(WHAT IS REQUIRED) Copy out every line of the data exactly.

^^^^^^^^

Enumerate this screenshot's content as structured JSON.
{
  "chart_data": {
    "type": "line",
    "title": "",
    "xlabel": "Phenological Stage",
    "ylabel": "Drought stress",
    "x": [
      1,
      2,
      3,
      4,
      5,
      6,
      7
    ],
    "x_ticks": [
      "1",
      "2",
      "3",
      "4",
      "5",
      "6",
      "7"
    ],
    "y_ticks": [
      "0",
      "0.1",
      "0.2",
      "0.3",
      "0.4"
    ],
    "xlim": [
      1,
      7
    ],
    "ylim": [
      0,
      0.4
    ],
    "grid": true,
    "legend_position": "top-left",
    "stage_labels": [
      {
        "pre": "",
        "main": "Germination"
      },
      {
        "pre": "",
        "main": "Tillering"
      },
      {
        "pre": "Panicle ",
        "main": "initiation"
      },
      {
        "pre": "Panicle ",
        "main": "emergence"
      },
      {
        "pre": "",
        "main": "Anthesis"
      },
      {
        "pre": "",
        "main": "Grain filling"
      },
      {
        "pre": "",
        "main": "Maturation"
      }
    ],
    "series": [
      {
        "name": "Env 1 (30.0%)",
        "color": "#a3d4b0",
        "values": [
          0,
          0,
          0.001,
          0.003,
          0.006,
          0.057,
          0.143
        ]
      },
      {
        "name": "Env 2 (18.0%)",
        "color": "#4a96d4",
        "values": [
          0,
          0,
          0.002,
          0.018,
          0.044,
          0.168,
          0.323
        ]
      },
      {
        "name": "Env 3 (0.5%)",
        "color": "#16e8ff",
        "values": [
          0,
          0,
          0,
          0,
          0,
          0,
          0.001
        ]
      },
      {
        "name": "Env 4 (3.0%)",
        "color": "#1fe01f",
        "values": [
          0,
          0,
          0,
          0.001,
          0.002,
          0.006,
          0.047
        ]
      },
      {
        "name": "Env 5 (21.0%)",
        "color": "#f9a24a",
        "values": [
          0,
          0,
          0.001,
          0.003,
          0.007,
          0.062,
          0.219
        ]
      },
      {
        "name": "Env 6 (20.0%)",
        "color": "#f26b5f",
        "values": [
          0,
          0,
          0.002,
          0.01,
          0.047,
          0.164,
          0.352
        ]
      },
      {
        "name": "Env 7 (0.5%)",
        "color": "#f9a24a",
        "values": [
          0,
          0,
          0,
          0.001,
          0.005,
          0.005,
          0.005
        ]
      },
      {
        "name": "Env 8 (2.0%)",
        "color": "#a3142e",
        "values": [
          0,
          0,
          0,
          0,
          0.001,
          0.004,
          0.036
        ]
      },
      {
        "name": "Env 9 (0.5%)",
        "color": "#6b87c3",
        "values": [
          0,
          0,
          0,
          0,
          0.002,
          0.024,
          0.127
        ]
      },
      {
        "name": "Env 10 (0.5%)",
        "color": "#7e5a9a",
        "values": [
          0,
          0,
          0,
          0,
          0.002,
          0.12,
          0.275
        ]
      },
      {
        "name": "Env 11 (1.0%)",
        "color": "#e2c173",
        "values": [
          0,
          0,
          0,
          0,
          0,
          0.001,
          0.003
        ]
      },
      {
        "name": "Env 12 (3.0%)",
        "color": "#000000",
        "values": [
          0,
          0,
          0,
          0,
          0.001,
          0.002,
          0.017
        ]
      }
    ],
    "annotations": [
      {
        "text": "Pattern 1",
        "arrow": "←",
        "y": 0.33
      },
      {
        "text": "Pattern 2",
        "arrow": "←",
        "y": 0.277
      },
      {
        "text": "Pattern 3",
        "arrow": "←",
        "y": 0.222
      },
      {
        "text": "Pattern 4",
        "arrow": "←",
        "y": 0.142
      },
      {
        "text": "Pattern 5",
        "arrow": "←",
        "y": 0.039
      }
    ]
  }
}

^^^^^^^^

(TASK OUTPUT)
Enumerate this screenshot's content as structured JSON.
{
  "chart_data": {
    "type": "line",
    "title": "",
    "xlabel": "Phenological Stage",
    "ylabel": "Drought stress",
    "x": [
      1,
      2,
      3,
      4,
      5,
      6,
      7
    ],
    "x_ticks": [
      "1",
      "2",
      "3",
      "4",
      "5",
      "6",
      "7"
    ],
    "y_ticks": [
      "0",
      "0.1",
      "0.2",
      "0.3",
      "0.4"
    ],
    "xlim": [
      1,
      7
    ],
    "ylim": [
      0,
      0.4
    ],
    "grid": true,
    "legend_position": "top-left",
    "stage_labels": [
      {
        "pre": "",
        "main": "Germination"
      },
      {
        "pre": "",
        "main": "Tillering"
      },
      {
        "pre": "Panicle ",
        "main": "initiation"
      },
      {
        "pre": "Panicle ",
        "main": "emergence"
      },
      {
        "pre": "",
        "main": "Anthesis"
      },
      {
        "pre": "",
        "main": "Grain filling"
      },
      {
        "pre": "",
        "main": "Maturation"
      }
    ],
    "series": [
      {
        "name": "Env 1 (30.0%)",
        "color": "#a3d4b0",
        "values": [
          0,
          0,
          0.001,
          0.003,
          0.006,
          0.057,
          0.143
        ]
      },
      {
        "name": "Env 2 (18.0%)",
        "color": "#4a96d4",
        "values": [
          0,
          0,
          0.002,
          0.018,
          0.044,
          0.168,
          0.323
        ]
      },
      {
        "name": "Env 3 (0.5%)",
        "color": "#16e8ff",
        "values": [
          0,
          0,
          0,
          0,
          0,
          0,
          0.001
        ]
      },
      {
        "name": "Env 4 (3.0%)",
        "color": "#1fe01f",
        "values": [
          0,
          0,
          0,
          0.001,
          0.002,
          0.006,
          0.047
        ]
      },
      {
        "name": "Env 5 (21.0%)",
        "color": "#f9a24a",
        "values": [
          0,
          0,
          0.001,
          0.003,
          0.007,
          0.062,
          0.219
        ]
      },
      {
        "name": "Env 6 (20.0%)",
        "color": "#f26b5f",
        "values": [
          0,
          0,
          0.002,
          0.01,
          0.047,
          0.164,
          0.352
        ]
      },
      {
        "name": "Env 7 (0.5%)",
        "color": "#f9a24a",
        "values": [
          0,
          0,
          0,
          0.001,
          0.005,
          0.005,
          0.005
        ]
      },
      {
        "name": "Env 8 (2.0%)",
        "color": "#a3142e",
        "values": [
          0,
          0,
          0,
          0,
          0.001,
          0.004,
          0.036
        ]
      },
      {
        "name": "Env 9 (0.5%)",
        "color": "#6b87c3",
        "values": [
          0,
          0,
          0,
          0,
          0.002,
          0.024,
          0.127
        ]
      },
      {
        "name": "Env 10 (0.5%)",
        "color": "#7e5a9a",
        "values": [
          0,
          0,
          0,
          0,
          0.002,
          0.12,
          0.275
        ]
      },
      {
        "name": "Env 11 (1.0%)",
        "color": "#e2c173",
        "values": [
          0,
          0,
          0,
          0,
          0,
          0.001,
          0.003
        ]
      },
      {
        "name": "Env 12 (3.0%)",
        "color": "#000000",
        "values": [
          0,
          0,
          0,
          0,
          0.001,
          0.002,
          0.017
        ]
      }
    ],
    "annotations": [
      {
        "text": "Pattern 1",
        "arrow": "←",
        "y": 0.33
      },
      {
        "text": "Pattern 2",
        "arrow": "←",
        "y": 0.277
      },
      {
        "text": "Pattern 3",
        "arrow": "←",
        "y": 0.222
      },
      {
        "text": "Pattern 4",
        "arrow": "←",
        "y": 0.142
      },
      {
        "text": "Pattern 5",
        "arrow": "←",
        "y": 0.039
      }
    ]
  }
}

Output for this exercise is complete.